>> Begin Data extract

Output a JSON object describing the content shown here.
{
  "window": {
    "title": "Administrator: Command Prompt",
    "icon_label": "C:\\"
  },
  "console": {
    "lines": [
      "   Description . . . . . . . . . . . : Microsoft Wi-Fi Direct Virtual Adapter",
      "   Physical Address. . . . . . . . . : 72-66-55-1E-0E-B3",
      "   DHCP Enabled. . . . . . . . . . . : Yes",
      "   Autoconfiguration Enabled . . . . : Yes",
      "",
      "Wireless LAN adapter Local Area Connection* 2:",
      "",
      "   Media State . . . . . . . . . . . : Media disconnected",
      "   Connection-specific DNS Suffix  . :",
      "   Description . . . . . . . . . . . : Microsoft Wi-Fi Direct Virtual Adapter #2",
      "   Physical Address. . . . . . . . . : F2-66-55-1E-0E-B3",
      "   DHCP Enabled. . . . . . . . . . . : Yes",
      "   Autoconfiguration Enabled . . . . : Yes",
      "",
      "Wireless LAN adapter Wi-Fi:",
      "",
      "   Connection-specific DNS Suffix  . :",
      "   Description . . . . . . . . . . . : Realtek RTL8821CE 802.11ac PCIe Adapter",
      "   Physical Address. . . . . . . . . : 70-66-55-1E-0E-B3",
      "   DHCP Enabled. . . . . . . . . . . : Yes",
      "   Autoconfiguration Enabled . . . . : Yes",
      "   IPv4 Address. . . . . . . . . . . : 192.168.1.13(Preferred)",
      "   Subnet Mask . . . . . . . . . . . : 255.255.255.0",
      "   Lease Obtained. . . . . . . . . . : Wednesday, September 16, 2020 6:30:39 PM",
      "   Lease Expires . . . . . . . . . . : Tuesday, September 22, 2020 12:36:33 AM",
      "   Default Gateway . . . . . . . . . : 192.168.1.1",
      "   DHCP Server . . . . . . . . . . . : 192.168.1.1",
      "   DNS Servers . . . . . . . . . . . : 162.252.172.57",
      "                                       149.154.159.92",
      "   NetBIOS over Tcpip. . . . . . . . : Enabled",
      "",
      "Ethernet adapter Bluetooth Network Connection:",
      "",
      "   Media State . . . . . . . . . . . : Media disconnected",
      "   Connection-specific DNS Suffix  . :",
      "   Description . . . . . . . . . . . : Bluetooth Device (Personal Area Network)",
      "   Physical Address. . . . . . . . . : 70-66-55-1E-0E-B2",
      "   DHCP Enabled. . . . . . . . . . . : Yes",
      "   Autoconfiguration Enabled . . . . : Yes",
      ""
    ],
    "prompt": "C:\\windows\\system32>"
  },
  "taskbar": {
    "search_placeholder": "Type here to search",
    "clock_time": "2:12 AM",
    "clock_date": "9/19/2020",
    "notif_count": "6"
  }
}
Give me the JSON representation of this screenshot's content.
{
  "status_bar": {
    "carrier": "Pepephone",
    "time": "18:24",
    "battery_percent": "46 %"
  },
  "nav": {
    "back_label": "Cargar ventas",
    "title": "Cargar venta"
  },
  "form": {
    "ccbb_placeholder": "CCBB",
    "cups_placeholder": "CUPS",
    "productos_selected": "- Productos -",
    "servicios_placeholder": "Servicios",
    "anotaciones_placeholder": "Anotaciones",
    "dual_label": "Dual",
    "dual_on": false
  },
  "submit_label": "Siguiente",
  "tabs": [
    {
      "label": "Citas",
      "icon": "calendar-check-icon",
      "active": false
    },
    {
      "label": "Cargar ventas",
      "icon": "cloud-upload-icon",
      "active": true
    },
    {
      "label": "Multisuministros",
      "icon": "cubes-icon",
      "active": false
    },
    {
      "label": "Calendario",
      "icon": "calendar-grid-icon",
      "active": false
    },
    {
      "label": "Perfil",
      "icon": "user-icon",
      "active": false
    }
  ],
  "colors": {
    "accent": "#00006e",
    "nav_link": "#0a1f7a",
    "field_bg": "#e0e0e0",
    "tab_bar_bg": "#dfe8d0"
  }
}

>> End Data extract

Extract each entry in full, exactly as given.

Output a JSON object describing the content shown here.
{
  "window": {
    "title": "Administrator: Command Prompt",
    "icon_label": "C:\\"
  },
  "console": {
    "lines": [
      "   Description . . . . . . . . . . . : Microsoft Wi-Fi Direct Virtual Adapter",
      "   Physical Address. . . . . . . . . : 72-66-55-1E-0E-B3",
      "   DHCP Enabled. . . . . . . . . . . : Yes",
      "   Autoconfiguration Enabled . . . . : Yes",
      "",
      "Wireless LAN adapter Local Area Connection* 2:",
      "",
      "   Media State . . . . . . . . . . . : Media disconnected",
      "   Connection-specific DNS Suffix  . :",
      "   Description . . . . . . . . . . . : Microsoft Wi-Fi Direct Virtual Adapter #2",
      "   Physical Address. . . . . . . . . : F2-66-55-1E-0E-B3",
      "   DHCP Enabled. . . . . . . . . . . : Yes",
      "   Autoconfiguration Enabled . . . . : Yes",
      "",
      "Wireless LAN adapter Wi-Fi:",
      "",
      "   Connection-specific DNS Suffix  . :",
      "   Description . . . . . . . . . . . : Realtek RTL8821CE 802.11ac PCIe Adapter",
      "   Physical Address. . . . . . . . . : 70-66-55-1E-0E-B3",
      "   DHCP Enabled. . . . . . . . . . . : Yes",
      "   Autoconfiguration Enabled . . . . : Yes",
      "   IPv4 Address. . . . . . . . . . . : 192.168.1.13(Preferred)",
      "   Subnet Mask . . . . . . . . . . . : 255.255.255.0",
      "   Lease Obtained. . . . . . . . . . : Wednesday, September 16, 2020 6:30:39 PM",
      "   Lease Expires . . . . . . . . . . : Tuesday, September 22, 2020 12:36:33 AM",
      "   Default Gateway . . . . . . . . . : 192.168.1.1",
      "   DHCP Server . . . . . . . . . . . : 192.168.1.1",
      "   DNS Servers . . . . . . . . . . . : 162.252.172.57",
      "                                       149.154.159.92",
      "   NetBIOS over Tcpip. . . . . . . . : Enabled",
      "",
      "Ethernet adapter Bluetooth Network Connection:",
      "",
      "   Media State . . . . . . . . . . . : Media disconnected",
      "   Connection-specific DNS Suffix  . :",
      "   Description . . . . . . . . . . . : Bluetooth Device (Personal Area Network)",
      "   Physical Address. . . . . . . . . : 70-66-55-1E-0E-B2",
      "   DHCP Enabled. . . . . . . . . . . : Yes",
      "   Autoconfiguration Enabled . . . . : Yes",
      ""
    ],
    "prompt": "C:\\windows\\system32>"
  },
  "taskbar": {
    "search_placeholder": "Type here to search",
    "clock_time": "2:12 AM",
    "clock_date": "9/19/2020",
    "notif_count": "6"
  }
}
Give me the JSON representation of this screenshot's content.
{
  "status_bar": {
    "carrier": "Pepephone",
    "time": "18:24",
    "battery_percent": "46 %"
  },
  "nav": {
    "back_label": "Cargar ventas",
    "title": "Cargar venta"
  },
  "form": {
    "ccbb_placeholder": "CCBB",
    "cups_placeholder": "CUPS",
    "productos_selected": "- Productos -",
    "servicios_placeholder": "Servicios",
    "anotaciones_placeholder": "Anotaciones",
    "dual_label": "Dual",
    "dual_on": false
  },
  "submit_label": "Siguiente",
  "tabs": [
    {
      "label": "Citas",
      "icon": "calendar-check-icon",
      "active": false
    },
    {
      "label": "Cargar ventas",
      "icon": "cloud-upload-icon",
      "active": true
    },
    {
      "label": "Multisuministros",
      "icon": "cubes-icon",
      "active": false
    },
    {
      "label": "Calendario",
      "icon": "calendar-grid-icon",
      "active": false
    },
    {
      "label": "Perfil",
      "icon": "user-icon",
      "active": false
    }
  ],
  "colors": {
    "accent": "#00006e",
    "nav_link": "#0a1f7a",
    "field_bg": "#e0e0e0",
    "tab_bar_bg": "#dfe8d0"
  }
}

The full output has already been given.